### Entries supplied
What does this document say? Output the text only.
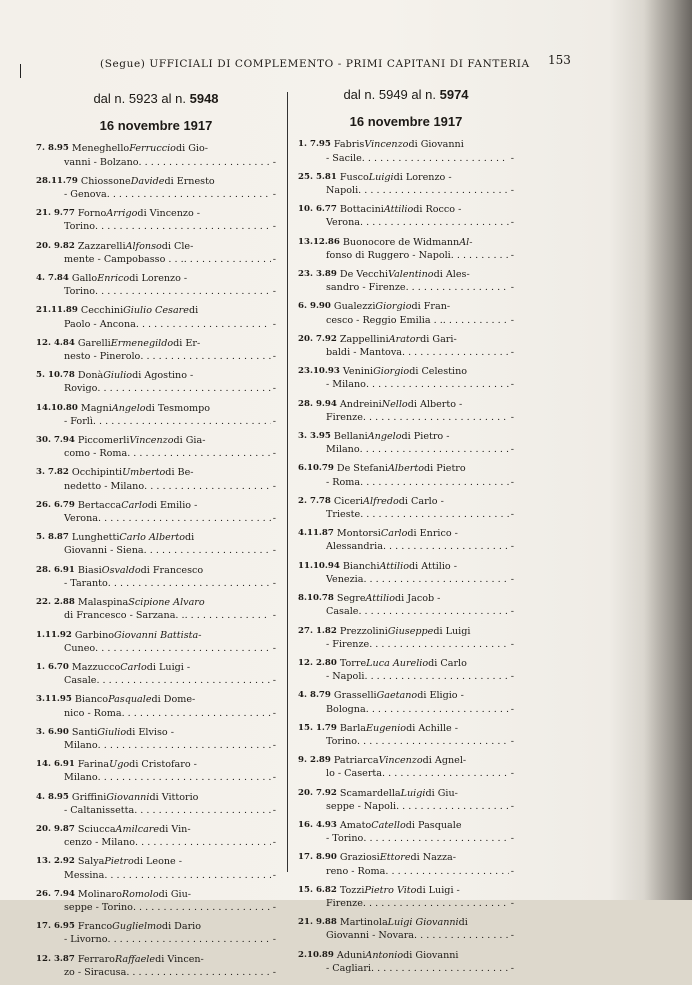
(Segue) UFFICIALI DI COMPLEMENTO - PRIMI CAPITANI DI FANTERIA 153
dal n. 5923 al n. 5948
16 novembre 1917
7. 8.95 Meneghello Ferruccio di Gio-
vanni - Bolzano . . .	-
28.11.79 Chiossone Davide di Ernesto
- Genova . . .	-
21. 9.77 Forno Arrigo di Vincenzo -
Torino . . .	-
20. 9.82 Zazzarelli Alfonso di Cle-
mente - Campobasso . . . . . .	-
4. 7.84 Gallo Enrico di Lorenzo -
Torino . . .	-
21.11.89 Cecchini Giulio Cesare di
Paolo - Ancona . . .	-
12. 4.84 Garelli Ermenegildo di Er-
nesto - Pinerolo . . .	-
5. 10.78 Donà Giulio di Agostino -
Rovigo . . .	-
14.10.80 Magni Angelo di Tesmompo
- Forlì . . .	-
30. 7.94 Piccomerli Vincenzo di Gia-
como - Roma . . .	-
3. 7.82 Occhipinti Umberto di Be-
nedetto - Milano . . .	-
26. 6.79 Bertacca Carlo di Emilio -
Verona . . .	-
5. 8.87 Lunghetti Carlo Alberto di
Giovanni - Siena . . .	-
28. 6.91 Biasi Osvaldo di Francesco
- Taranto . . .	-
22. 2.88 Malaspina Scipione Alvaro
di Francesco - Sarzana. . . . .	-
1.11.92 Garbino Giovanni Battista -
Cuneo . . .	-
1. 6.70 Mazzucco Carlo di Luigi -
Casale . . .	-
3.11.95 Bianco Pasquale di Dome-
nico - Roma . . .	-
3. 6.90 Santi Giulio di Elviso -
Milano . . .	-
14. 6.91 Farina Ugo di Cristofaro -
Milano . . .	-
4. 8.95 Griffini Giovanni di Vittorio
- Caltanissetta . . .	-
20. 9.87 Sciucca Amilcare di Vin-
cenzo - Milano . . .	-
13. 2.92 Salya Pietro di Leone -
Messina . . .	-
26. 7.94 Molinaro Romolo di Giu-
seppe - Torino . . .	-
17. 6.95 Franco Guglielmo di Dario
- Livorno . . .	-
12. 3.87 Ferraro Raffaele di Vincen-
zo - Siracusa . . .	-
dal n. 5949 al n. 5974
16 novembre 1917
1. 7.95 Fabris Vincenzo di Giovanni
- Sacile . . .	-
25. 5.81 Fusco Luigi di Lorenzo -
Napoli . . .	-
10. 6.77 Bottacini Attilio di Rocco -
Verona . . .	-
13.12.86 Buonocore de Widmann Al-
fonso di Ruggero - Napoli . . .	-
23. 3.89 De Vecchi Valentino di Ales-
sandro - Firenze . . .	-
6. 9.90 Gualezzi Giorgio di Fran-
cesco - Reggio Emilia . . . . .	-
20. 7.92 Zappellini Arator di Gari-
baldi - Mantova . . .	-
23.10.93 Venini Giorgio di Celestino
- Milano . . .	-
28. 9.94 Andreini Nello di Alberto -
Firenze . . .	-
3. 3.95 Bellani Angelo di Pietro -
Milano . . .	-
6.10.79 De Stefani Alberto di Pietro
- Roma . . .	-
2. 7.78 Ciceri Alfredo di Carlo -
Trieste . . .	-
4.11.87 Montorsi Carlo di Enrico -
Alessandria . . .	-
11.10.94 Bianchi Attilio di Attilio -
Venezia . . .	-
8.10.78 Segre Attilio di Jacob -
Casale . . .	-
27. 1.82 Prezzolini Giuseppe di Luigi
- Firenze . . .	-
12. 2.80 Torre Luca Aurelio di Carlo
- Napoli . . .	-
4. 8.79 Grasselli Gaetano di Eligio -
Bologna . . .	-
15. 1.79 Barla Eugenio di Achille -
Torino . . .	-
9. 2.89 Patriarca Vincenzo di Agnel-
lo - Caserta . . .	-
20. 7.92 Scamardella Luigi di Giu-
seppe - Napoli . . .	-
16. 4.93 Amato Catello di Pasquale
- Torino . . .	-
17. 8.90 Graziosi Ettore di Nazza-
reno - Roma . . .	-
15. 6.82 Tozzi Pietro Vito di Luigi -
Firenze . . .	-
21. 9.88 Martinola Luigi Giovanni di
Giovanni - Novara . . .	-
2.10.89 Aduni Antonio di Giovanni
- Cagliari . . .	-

--

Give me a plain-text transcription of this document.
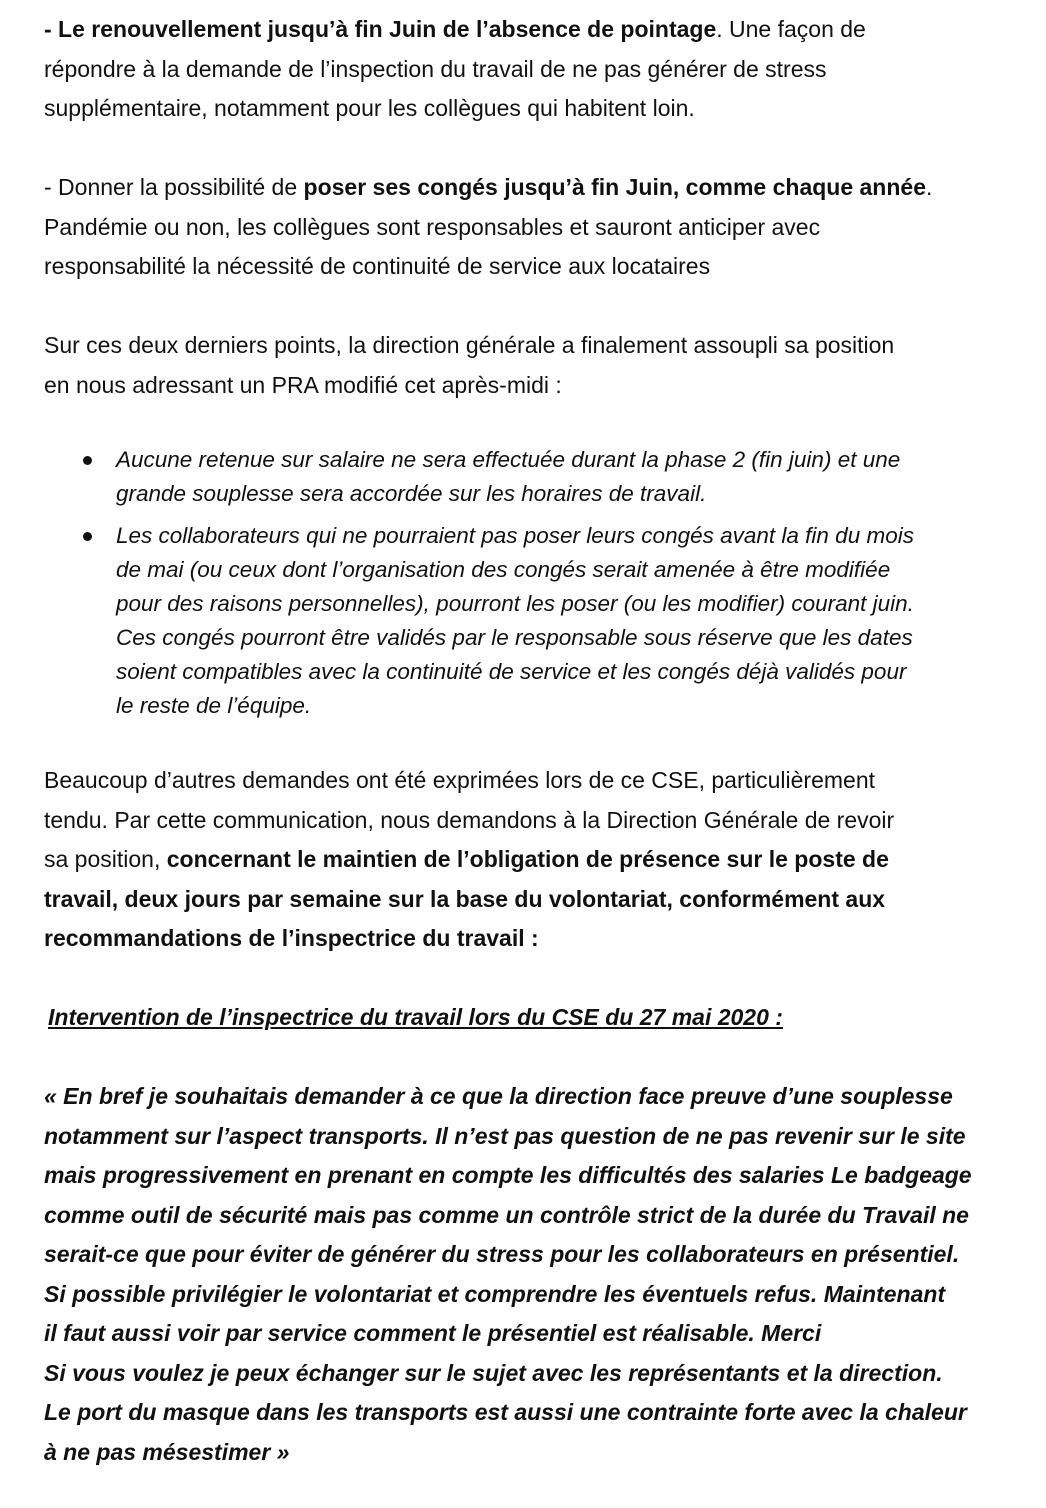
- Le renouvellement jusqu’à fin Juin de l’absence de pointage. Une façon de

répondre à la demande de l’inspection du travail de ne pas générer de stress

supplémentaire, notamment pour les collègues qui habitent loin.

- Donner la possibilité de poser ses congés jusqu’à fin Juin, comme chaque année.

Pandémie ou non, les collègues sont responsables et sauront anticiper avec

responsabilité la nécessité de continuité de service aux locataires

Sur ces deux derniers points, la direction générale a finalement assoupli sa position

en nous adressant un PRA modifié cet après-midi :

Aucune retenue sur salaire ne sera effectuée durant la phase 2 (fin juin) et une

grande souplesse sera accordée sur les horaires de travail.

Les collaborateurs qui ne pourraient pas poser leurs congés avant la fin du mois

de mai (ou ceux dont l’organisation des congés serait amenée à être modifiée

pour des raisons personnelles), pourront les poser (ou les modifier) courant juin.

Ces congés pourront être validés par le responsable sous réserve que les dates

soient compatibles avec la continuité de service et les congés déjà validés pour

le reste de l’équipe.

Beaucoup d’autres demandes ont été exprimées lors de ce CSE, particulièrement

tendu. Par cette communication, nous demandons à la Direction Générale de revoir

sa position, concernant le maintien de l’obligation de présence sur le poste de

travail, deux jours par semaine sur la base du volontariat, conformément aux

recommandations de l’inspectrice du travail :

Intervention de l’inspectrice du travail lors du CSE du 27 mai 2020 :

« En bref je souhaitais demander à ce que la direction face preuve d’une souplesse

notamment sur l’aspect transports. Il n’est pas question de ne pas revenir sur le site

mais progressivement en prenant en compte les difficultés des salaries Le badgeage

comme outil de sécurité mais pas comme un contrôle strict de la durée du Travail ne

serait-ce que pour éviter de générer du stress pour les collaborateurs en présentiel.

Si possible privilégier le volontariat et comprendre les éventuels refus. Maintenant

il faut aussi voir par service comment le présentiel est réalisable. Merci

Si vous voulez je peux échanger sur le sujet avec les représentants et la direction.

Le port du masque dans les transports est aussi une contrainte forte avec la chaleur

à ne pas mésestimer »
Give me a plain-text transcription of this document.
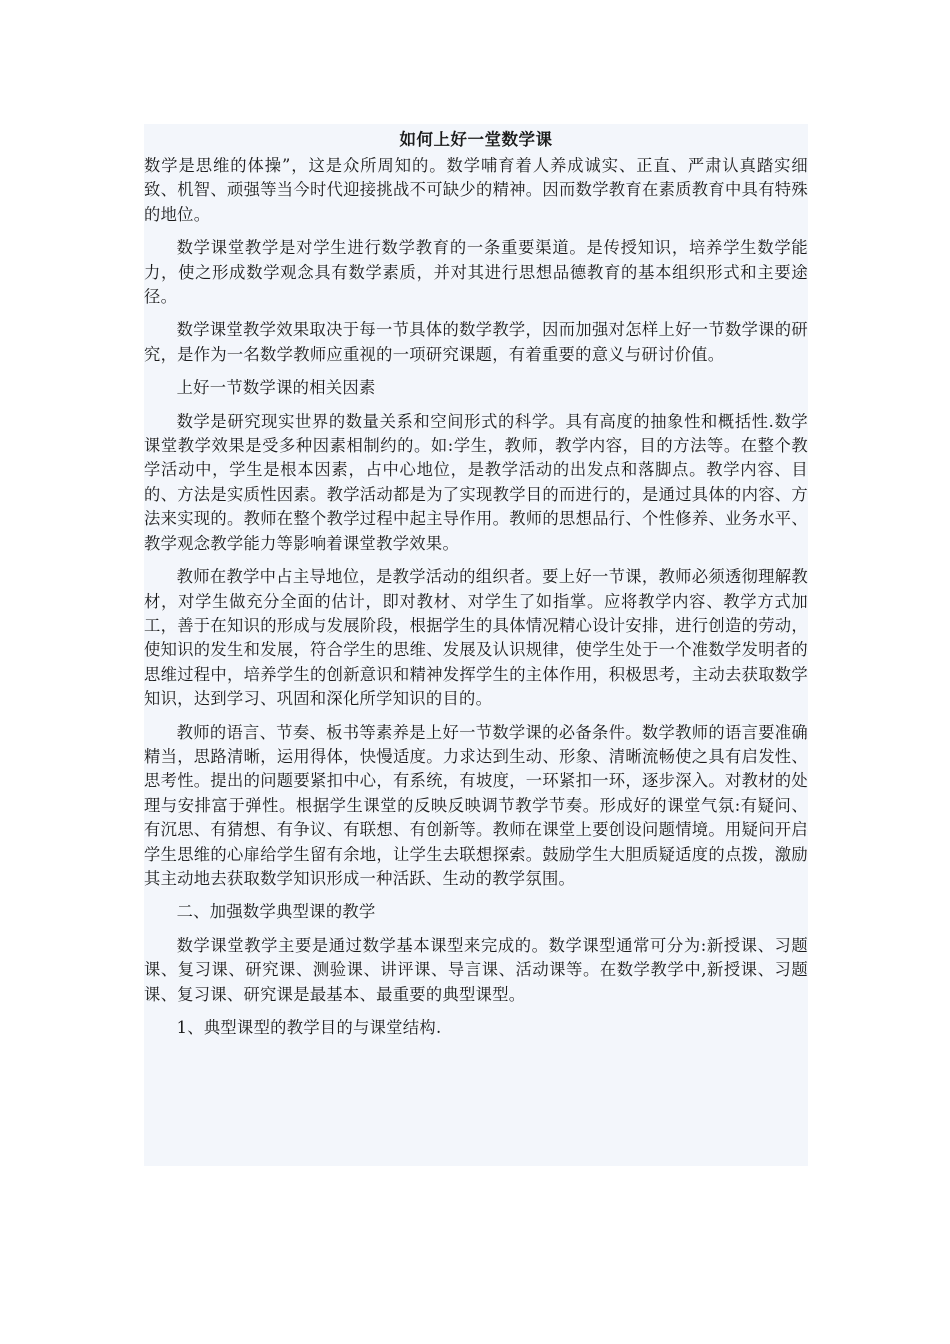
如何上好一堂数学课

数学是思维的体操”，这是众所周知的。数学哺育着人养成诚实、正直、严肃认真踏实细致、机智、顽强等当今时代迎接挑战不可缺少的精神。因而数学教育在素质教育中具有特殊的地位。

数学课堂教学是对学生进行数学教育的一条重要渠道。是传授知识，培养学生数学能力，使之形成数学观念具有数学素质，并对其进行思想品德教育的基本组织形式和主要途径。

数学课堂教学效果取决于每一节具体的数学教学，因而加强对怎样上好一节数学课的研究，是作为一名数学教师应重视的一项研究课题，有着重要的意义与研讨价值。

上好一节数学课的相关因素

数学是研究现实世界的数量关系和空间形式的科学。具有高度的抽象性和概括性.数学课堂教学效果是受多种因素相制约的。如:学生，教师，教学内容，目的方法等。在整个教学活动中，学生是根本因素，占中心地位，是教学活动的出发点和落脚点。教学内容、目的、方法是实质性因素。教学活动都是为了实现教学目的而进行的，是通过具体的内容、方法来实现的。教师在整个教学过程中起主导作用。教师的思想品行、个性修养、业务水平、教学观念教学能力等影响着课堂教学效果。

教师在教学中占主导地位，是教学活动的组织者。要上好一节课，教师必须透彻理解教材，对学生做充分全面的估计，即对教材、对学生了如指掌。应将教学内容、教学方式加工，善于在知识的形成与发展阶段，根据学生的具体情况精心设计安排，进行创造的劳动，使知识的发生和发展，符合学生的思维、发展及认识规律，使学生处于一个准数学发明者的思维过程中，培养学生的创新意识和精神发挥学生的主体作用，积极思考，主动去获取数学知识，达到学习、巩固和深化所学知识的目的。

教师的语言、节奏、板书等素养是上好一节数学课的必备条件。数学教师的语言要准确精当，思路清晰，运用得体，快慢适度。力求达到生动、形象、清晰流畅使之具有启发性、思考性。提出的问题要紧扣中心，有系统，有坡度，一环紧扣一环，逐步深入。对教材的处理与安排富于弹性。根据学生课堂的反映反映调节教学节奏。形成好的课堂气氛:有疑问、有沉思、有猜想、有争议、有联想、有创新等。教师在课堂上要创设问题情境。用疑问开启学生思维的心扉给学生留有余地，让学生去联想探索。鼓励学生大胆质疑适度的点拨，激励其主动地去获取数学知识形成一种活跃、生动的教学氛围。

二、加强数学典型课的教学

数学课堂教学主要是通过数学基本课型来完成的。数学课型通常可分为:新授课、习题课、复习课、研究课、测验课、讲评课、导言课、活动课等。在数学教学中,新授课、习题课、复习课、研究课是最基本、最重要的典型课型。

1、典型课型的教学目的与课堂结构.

--

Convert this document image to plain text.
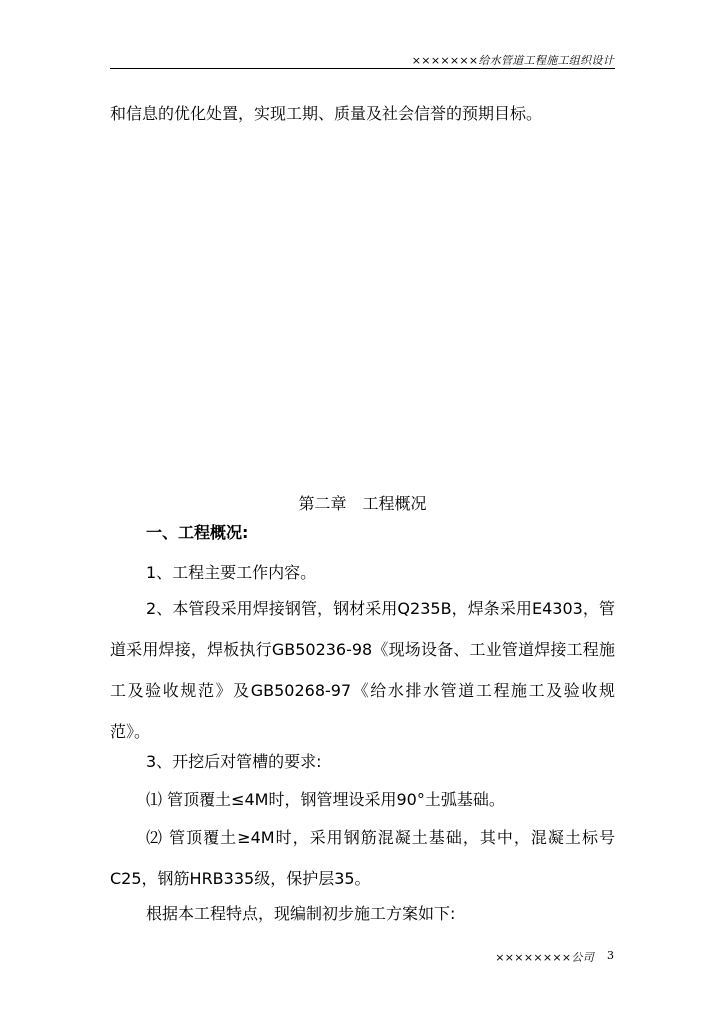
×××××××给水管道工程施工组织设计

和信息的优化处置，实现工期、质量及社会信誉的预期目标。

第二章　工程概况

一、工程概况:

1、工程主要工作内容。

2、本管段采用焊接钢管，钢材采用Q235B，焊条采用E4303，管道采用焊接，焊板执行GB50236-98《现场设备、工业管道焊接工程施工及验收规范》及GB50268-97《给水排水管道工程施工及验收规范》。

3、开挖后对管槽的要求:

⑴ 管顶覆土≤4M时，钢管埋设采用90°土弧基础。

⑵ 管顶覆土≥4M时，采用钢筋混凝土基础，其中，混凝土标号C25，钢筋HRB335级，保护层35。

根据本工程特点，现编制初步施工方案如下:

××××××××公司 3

### Aim
Return each line in the records that holds the string "inspectrice".

### Finished exercise
recommandations de l’inspectrice du travail :
Intervention de l’inspectrice du travail lors du CSE du 27 mai 2020 :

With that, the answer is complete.